# Items
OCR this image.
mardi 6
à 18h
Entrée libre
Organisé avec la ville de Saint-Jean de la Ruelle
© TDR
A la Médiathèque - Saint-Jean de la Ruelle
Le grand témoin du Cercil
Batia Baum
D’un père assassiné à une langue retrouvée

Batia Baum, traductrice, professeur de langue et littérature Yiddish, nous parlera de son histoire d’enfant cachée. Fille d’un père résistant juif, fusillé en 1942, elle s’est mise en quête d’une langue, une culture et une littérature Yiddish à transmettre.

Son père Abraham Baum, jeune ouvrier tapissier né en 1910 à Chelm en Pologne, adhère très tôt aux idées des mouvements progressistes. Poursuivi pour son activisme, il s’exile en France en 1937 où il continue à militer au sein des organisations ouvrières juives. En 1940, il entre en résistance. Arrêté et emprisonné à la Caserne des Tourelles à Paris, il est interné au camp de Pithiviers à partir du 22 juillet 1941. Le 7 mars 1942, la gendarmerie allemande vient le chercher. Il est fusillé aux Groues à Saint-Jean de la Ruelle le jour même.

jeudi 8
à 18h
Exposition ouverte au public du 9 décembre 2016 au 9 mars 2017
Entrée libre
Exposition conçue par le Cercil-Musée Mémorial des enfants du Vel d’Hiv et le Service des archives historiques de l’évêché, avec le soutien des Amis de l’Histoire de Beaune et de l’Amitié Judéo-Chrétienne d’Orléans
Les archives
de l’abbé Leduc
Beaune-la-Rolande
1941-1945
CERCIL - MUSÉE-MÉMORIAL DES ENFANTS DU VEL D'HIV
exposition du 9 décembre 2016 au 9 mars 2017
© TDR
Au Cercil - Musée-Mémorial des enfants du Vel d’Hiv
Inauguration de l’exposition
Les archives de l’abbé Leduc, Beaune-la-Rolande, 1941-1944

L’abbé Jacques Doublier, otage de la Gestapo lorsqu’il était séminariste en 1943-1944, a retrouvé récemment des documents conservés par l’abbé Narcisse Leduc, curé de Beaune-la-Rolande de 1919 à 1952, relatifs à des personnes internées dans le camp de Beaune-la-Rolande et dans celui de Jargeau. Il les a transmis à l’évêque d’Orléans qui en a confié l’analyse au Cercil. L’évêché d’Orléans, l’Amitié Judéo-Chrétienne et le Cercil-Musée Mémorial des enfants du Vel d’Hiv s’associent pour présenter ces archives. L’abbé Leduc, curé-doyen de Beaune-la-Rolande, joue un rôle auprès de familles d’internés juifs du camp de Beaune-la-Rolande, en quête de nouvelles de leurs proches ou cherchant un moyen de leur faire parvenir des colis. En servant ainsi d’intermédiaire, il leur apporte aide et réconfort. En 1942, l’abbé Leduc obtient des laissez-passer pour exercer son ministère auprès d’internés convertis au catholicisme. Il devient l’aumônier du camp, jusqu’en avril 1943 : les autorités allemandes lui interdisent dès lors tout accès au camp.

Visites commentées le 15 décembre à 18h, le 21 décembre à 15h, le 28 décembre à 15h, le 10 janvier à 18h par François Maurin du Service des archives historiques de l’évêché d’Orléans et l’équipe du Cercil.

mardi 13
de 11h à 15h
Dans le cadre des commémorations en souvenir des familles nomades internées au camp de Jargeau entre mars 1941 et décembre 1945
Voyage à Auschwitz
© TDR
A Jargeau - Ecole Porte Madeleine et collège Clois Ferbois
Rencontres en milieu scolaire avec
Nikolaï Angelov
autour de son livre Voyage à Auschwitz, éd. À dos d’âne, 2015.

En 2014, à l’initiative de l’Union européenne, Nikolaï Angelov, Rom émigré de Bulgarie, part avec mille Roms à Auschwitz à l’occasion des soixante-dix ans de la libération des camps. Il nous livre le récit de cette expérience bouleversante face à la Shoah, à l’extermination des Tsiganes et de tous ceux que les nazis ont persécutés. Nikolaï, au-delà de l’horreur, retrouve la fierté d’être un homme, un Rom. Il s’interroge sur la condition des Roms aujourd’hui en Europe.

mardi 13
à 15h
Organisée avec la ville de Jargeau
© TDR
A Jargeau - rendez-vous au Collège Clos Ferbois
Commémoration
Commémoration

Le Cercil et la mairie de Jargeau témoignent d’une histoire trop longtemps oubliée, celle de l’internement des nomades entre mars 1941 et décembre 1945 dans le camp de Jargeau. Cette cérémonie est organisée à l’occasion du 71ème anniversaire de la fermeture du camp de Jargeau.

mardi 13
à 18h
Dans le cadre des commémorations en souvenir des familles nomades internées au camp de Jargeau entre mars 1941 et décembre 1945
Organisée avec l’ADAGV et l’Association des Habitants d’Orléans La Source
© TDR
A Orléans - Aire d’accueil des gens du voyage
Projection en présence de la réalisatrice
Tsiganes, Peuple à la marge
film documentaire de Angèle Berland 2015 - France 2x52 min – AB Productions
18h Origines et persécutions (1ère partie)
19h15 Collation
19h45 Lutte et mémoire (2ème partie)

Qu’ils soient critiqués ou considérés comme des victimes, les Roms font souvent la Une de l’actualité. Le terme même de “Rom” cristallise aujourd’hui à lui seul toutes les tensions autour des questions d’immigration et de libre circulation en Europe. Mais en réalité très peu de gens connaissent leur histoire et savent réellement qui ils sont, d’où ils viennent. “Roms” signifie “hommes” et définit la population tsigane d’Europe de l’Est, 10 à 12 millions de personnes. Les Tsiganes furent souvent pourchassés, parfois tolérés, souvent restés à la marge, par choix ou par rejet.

# Stated problem
Using the data above, output each line exactly.

# Expected answer
OCR this image.
mardi 6
à 18h
Entrée libre
Organisé avec la ville de Saint-Jean de la Ruelle
© TDR
A la Médiathèque - Saint-Jean de la Ruelle
Le grand témoin du Cercil
Batia Baum
D’un père assassiné à une langue retrouvée

Batia Baum, traductrice, professeur de langue et littérature Yiddish, nous parlera de son histoire d’enfant cachée. Fille d’un père résistant juif, fusillé en 1942, elle s’est mise en quête d’une langue, une culture et une littérature Yiddish à transmettre.

Son père Abraham Baum, jeune ouvrier tapissier né en 1910 à Chelm en Pologne, adhère très tôt aux idées des mouvements progressistes. Poursuivi pour son activisme, il s’exile en France en 1937 où il continue à militer au sein des organisations ouvrières juives. En 1940, il entre en résistance. Arrêté et emprisonné à la Caserne des Tourelles à Paris, il est interné au camp de Pithiviers à partir du 22 juillet 1941. Le 7 mars 1942, la gendarmerie allemande vient le chercher. Il est fusillé aux Groues à Saint-Jean de la Ruelle le jour même.

jeudi 8
à 18h
Exposition ouverte au public du 9 décembre 2016 au 9 mars 2017
Entrée libre
Exposition conçue par le Cercil-Musée Mémorial des enfants du Vel d’Hiv et le Service des archives historiques de l’évêché, avec le soutien des Amis de l’Histoire de Beaune et de l’Amitié Judéo-Chrétienne d’Orléans
Les archives
de l’abbé Leduc
Beaune-la-Rolande
1941-1945
CERCIL - MUSÉE-MÉMORIAL DES ENFANTS DU VEL D'HIV
exposition du 9 décembre 2016 au 9 mars 2017
© TDR
Au Cercil - Musée-Mémorial des enfants du Vel d’Hiv
Inauguration de l’exposition
Les archives de l’abbé Leduc, Beaune-la-Rolande, 1941-1944

L’abbé Jacques Doublier, otage de la Gestapo lorsqu’il était séminariste en 1943-1944, a retrouvé récemment des documents conservés par l’abbé Narcisse Leduc, curé de Beaune-la-Rolande de 1919 à 1952, relatifs à des personnes internées dans le camp de Beaune-la-Rolande et dans celui de Jargeau. Il les a transmis à l’évêque d’Orléans qui en a confié l’analyse au Cercil. L’évêché d’Orléans, l’Amitié Judéo-Chrétienne et le Cercil-Musée Mémorial des enfants du Vel d’Hiv s’associent pour présenter ces archives. L’abbé Leduc, curé-doyen de Beaune-la-Rolande, joue un rôle auprès de familles d’internés juifs du camp de Beaune-la-Rolande, en quête de nouvelles de leurs proches ou cherchant un moyen de leur faire parvenir des colis. En servant ainsi d’intermédiaire, il leur apporte aide et réconfort. En 1942, l’abbé Leduc obtient des laissez-passer pour exercer son ministère auprès d’internés convertis au catholicisme. Il devient l’aumônier du camp, jusqu’en avril 1943 : les autorités allemandes lui interdisent dès lors tout accès au camp.

Visites commentées le 15 décembre à 18h, le 21 décembre à 15h, le 28 décembre à 15h, le 10 janvier à 18h par François Maurin du Service des archives historiques de l’évêché d’Orléans et l’équipe du Cercil.

mardi 13
de 11h à 15h
Dans le cadre des commémorations en souvenir des familles nomades internées au camp de Jargeau entre mars 1941 et décembre 1945
Voyage à Auschwitz
© TDR
A Jargeau - Ecole Porte Madeleine et collège Clois Ferbois
Rencontres en milieu scolaire avec
Nikolaï Angelov
autour de son livre Voyage à Auschwitz, éd. À dos d’âne, 2015.

En 2014, à l’initiative de l’Union européenne, Nikolaï Angelov, Rom émigré de Bulgarie, part avec mille Roms à Auschwitz à l’occasion des soixante-dix ans de la libération des camps. Il nous livre le récit de cette expérience bouleversante face à la Shoah, à l’extermination des Tsiganes et de tous ceux que les nazis ont persécutés. Nikolaï, au-delà de l’horreur, retrouve la fierté d’être un homme, un Rom. Il s’interroge sur la condition des Roms aujourd’hui en Europe.

mardi 13
à 15h
Organisée avec la ville de Jargeau
© TDR
A Jargeau - rendez-vous au Collège Clos Ferbois
Commémoration
Commémoration

Le Cercil et la mairie de Jargeau témoignent d’une histoire trop longtemps oubliée, celle de l’internement des nomades entre mars 1941 et décembre 1945 dans le camp de Jargeau. Cette cérémonie est organisée à l’occasion du 71ème anniversaire de la fermeture du camp de Jargeau.

mardi 13
à 18h
Dans le cadre des commémorations en souvenir des familles nomades internées au camp de Jargeau entre mars 1941 et décembre 1945
Organisée avec l’ADAGV et l’Association des Habitants d’Orléans La Source
© TDR
A Orléans - Aire d’accueil des gens du voyage
Projection en présence de la réalisatrice
Tsiganes, Peuple à la marge
film documentaire de Angèle Berland 2015 - France 2x52 min – AB Productions
18h Origines et persécutions (1ère partie)
19h15 Collation
19h45 Lutte et mémoire (2ème partie)

Qu’ils soient critiqués ou considérés comme des victimes, les Roms font souvent la Une de l’actualité. Le terme même de “Rom” cristallise aujourd’hui à lui seul toutes les tensions autour des questions d’immigration et de libre circulation en Europe. Mais en réalité très peu de gens connaissent leur histoire et savent réellement qui ils sont, d’où ils viennent. “Roms” signifie “hommes” et définit la population tsigane d’Europe de l’Est, 10 à 12 millions de personnes. Les Tsiganes furent souvent pourchassés, parfois tolérés, souvent restés à la marge, par choix ou par rejet.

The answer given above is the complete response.